__Task prompt__: Repeat the listing exactly as given, omitting every image.

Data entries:
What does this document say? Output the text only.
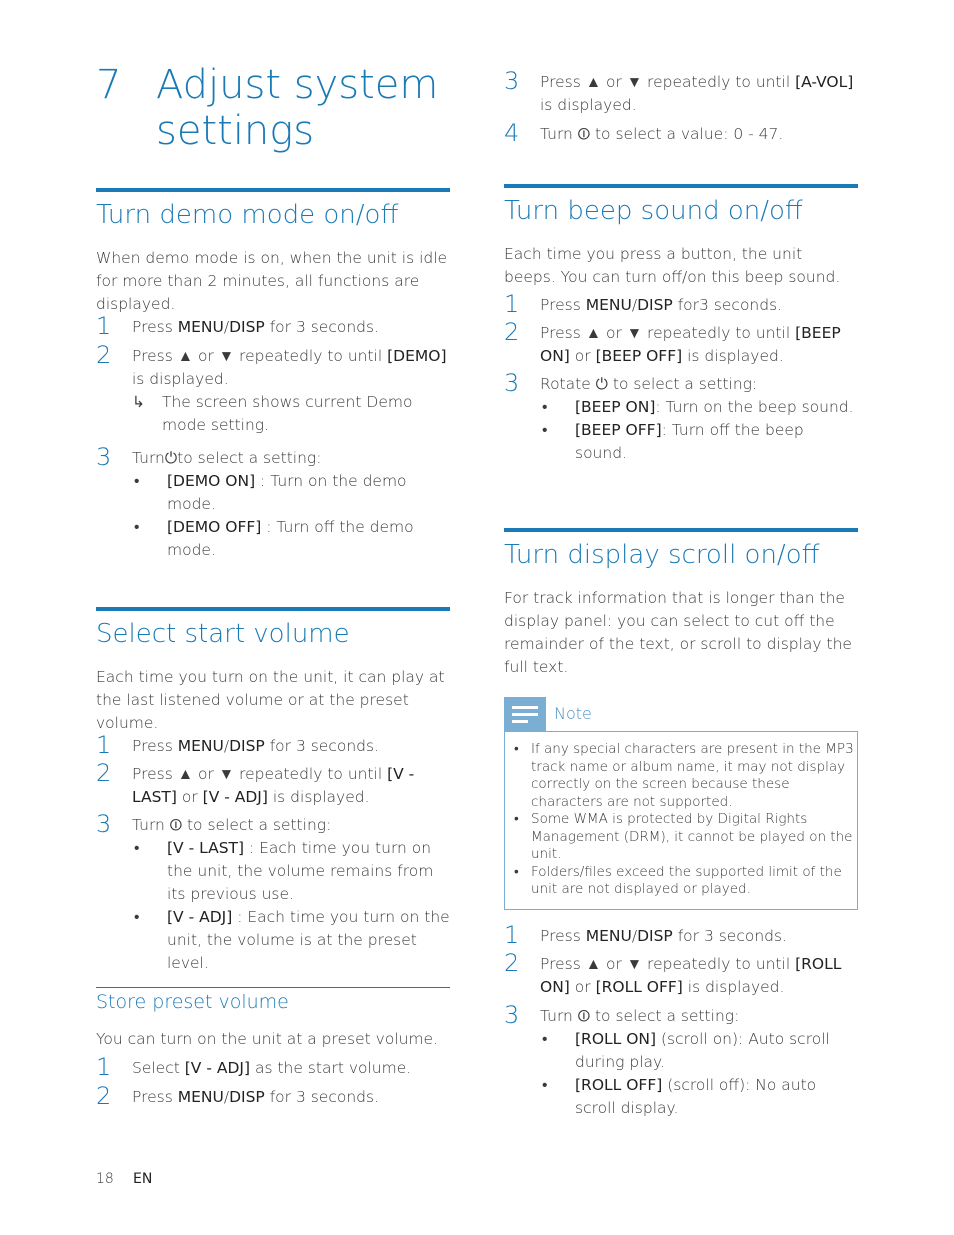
7 Adjust system settings
Turn demo mode on/off

When demo mode is on, when the unit is idle for more than 2 minutes, all functions are displayed.

1 Press MENU/DISP for 3 seconds.
2 Press ▲ or ▼ repeatedly to until [DEMO] is displayed.
↳ The screen shows current Demo mode setting.
3 Turn⏻to select a setting:
• [DEMO ON] : Turn on the demo mode.
• [DEMO OFF] : Turn off the demo mode.
Select start volume

Each time you turn on the unit, it can play at the last listened volume or at the preset volume.

1 Press MENU/DISP for 3 seconds.
2 Press ▲ or ▼ repeatedly to until [V - LAST] or [V - ADJ] is displayed.
3 Turn ⏼ to select a setting:
• [V - LAST] : Each time you turn on the unit, the volume remains from its previous use.
• [V - ADJ] : Each time you turn on the unit, the volume is at the preset level.
Store preset volume

You can turn on the unit at a preset volume.

1 Select [V - ADJ] as the start volume.
2 Press MENU/DISP for 3 seconds.
3 Press ▲ or ▼ repeatedly to until [A-VOL] is displayed.
4 Turn ⏼ to select a value: 0 - 47.
Turn beep sound on/off

Each time you press a button, the unit beeps. You can turn off/on this beep sound.

1 Press MENU/DISP for3 seconds.
2 Press ▲ or ▼ repeatedly to until [BEEP ON] or [BEEP OFF] is displayed.
3 Rotate ⏻ to select a setting:
• [BEEP ON]: Turn on the beep sound.
• [BEEP OFF]: Turn off the beep sound.
Turn display scroll on/off

For track information that is longer than the display panel: you can select to cut off the remainder of the text, or scroll to display the full text.

Note
• If any special characters are present in the MP3 track name or album name, it may not display correctly on the screen because these characters are not supported.
• Some WMA is protected by Digital Rights Management (DRM), it cannot be played on the unit.
• Folders/files exceed the supported limit of the unit are not displayed or played.
1 Press MENU/DISP for 3 seconds.
2 Press ▲ or ▼ repeatedly to until [ROLL ON] or [ROLL OFF] is displayed.
3 Turn ⏼ to select a setting:
• [ROLL ON] (scroll on): Auto scroll during play.
• [ROLL OFF] (scroll off): No auto scroll display.
18 EN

__Solution below__:
What does this document say? Output the text only.
7 Adjust system settings
Turn demo mode on/off

When demo mode is on, when the unit is idle for more than 2 minutes, all functions are displayed.

1 Press MENU/DISP for 3 seconds.
2 Press ▲ or ▼ repeatedly to until [DEMO] is displayed.
↳ The screen shows current Demo mode setting.
3 Turn⏻to select a setting:
• [DEMO ON] : Turn on the demo mode.
• [DEMO OFF] : Turn off the demo mode.
Select start volume

Each time you turn on the unit, it can play at the last listened volume or at the preset volume.

1 Press MENU/DISP for 3 seconds.
2 Press ▲ or ▼ repeatedly to until [V - LAST] or [V - ADJ] is displayed.
3 Turn ⏼ to select a setting:
• [V - LAST] : Each time you turn on the unit, the volume remains from its previous use.
• [V - ADJ] : Each time you turn on the unit, the volume is at the preset level.
Store preset volume

You can turn on the unit at a preset volume.

1 Select [V - ADJ] as the start volume.
2 Press MENU/DISP for 3 seconds.
3 Press ▲ or ▼ repeatedly to until [A-VOL] is displayed.
4 Turn ⏼ to select a value: 0 - 47.
Turn beep sound on/off

Each time you press a button, the unit beeps. You can turn off/on this beep sound.

1 Press MENU/DISP for3 seconds.
2 Press ▲ or ▼ repeatedly to until [BEEP ON] or [BEEP OFF] is displayed.
3 Rotate ⏻ to select a setting:
• [BEEP ON]: Turn on the beep sound.
• [BEEP OFF]: Turn off the beep sound.
Turn display scroll on/off

For track information that is longer than the display panel: you can select to cut off the remainder of the text, or scroll to display the full text.

Note
• If any special characters are present in the MP3 track name or album name, it may not display correctly on the screen because these characters are not supported.
• Some WMA is protected by Digital Rights Management (DRM), it cannot be played on the unit.
• Folders/files exceed the supported limit of the unit are not displayed or played.
1 Press MENU/DISP for 3 seconds.
2 Press ▲ or ▼ repeatedly to until [ROLL ON] or [ROLL OFF] is displayed.
3 Turn ⏼ to select a setting:
• [ROLL ON] (scroll on): Auto scroll during play.
• [ROLL OFF] (scroll off): No auto scroll display.
18 EN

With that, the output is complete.